** Begin Source records **
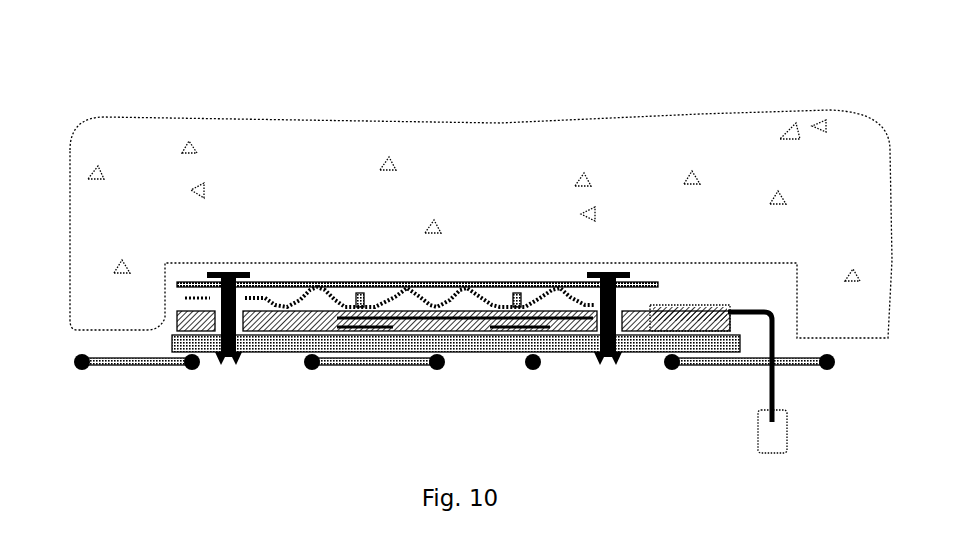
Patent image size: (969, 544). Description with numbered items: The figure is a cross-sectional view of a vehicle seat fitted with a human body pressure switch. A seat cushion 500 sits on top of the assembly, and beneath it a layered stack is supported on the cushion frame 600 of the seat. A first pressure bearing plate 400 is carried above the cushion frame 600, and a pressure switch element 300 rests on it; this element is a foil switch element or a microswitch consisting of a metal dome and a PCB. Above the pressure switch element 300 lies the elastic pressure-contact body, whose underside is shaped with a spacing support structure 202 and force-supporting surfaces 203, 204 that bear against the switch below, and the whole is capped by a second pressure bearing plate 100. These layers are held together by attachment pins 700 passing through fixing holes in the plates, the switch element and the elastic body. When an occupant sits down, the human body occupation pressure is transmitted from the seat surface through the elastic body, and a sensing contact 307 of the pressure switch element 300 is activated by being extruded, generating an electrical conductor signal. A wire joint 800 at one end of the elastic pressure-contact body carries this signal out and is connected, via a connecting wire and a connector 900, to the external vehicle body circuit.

The seat cushion 500 is at (580, 123).
The second pressure bearing plate 100 is at (291, 281).
The spacing support structure 202 is at (335, 300).
The force-supporting surface 203 is at (500, 300).
The second electrode protrusion 204 is at (528, 297).
The pressure switch element 300 is at (172, 323).
The sensing contact 307 is at (508, 340).
The first pressure bearing plate 400 is at (475, 352).
The cushion frame 600 is at (158, 373).
The attachment pin 700 is at (612, 272).
The wire joint 800 is at (707, 306).
The connector 900 is at (758, 430).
** End Source records **
▸ Your instructions
Extract every line of the material above that contains the word "joint".

▸ Full output
Patent image size: (969, 544). Description with numbered items: The figure is a cross-sectional view of a vehicle seat fitted with a human body pressure switch. A seat cushion 500 sits on top of the assembly, and beneath it a layered stack is supported on the cushion frame 600 of the seat. A first pressure bearing plate 400 is carried above the cushion frame 600, and a pressure switch element 300 rests on it; this element is a foil switch element or a microswitch consisting of a metal dome and a PCB. Above the pressure switch element 300 lies the elastic pressure-contact body, whose underside is shaped with a spacing support structure 202 and force-supporting surfaces 203, 204 that bear against the switch below, and the whole is capped by a second pressure bearing plate 100. These layers are held together by attachment pins 700 passing through fixing holes in the plates, the switch element and the elastic body. When an occupant sits down, the human body occupation pressure is transmitted from the seat surface through the elastic body, and a sensing contact 307 of the pressure switch element 300 is activated by being extruded, generating an electrical conductor signal. A wire joint 800 at one end of the elastic pressure-contact body carries this signal out and is connected, via a connecting wire and a connector 900, to the external vehicle body circuit.
The wire joint 800 is at (707, 306).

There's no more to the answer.